### What the task requires
Give every line below again, exactly.

(Extracts from a graphics dataset)
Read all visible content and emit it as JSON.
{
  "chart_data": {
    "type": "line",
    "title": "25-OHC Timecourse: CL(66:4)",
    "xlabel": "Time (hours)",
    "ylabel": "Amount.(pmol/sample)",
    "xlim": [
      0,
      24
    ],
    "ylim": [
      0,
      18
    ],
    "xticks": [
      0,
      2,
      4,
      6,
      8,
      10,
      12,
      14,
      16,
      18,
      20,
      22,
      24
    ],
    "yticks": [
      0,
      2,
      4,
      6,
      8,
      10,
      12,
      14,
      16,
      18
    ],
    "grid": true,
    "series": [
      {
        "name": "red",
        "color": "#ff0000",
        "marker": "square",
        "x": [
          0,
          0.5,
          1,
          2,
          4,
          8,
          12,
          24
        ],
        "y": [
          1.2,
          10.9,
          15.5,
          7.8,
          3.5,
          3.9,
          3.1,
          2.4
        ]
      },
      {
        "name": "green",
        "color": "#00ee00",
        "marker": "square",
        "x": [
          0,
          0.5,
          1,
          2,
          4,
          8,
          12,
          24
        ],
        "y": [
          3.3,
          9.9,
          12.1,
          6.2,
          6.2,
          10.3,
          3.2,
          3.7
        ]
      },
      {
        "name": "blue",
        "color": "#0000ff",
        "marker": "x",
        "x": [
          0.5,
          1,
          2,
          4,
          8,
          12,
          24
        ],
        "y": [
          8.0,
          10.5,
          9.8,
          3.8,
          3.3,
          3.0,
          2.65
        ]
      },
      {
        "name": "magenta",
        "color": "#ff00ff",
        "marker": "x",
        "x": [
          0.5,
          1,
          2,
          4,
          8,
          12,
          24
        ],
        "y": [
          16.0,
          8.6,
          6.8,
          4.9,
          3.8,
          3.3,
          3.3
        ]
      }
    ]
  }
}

### Exercise response
Read all visible content and emit it as JSON.
{
  "chart_data": {
    "type": "line",
    "title": "25-OHC Timecourse: CL(66:4)",
    "xlabel": "Time (hours)",
    "ylabel": "Amount.(pmol/sample)",
    "xlim": [
      0,
      24
    ],
    "ylim": [
      0,
      18
    ],
    "xticks": [
      0,
      2,
      4,
      6,
      8,
      10,
      12,
      14,
      16,
      18,
      20,
      22,
      24
    ],
    "yticks": [
      0,
      2,
      4,
      6,
      8,
      10,
      12,
      14,
      16,
      18
    ],
    "grid": true,
    "series": [
      {
        "name": "red",
        "color": "#ff0000",
        "marker": "square",
        "x": [
          0,
          0.5,
          1,
          2,
          4,
          8,
          12,
          24
        ],
        "y": [
          1.2,
          10.9,
          15.5,
          7.8,
          3.5,
          3.9,
          3.1,
          2.4
        ]
      },
      {
        "name": "green",
        "color": "#00ee00",
        "marker": "square",
        "x": [
          0,
          0.5,
          1,
          2,
          4,
          8,
          12,
          24
        ],
        "y": [
          3.3,
          9.9,
          12.1,
          6.2,
          6.2,
          10.3,
          3.2,
          3.7
        ]
      },
      {
        "name": "blue",
        "color": "#0000ff",
        "marker": "x",
        "x": [
          0.5,
          1,
          2,
          4,
          8,
          12,
          24
        ],
        "y": [
          8.0,
          10.5,
          9.8,
          3.8,
          3.3,
          3.0,
          2.65
        ]
      },
      {
        "name": "magenta",
        "color": "#ff00ff",
        "marker": "x",
        "x": [
          0.5,
          1,
          2,
          4,
          8,
          12,
          24
        ],
        "y": [
          16.0,
          8.6,
          6.8,
          4.9,
          3.8,
          3.3,
          3.3
        ]
      }
    ]
  }
}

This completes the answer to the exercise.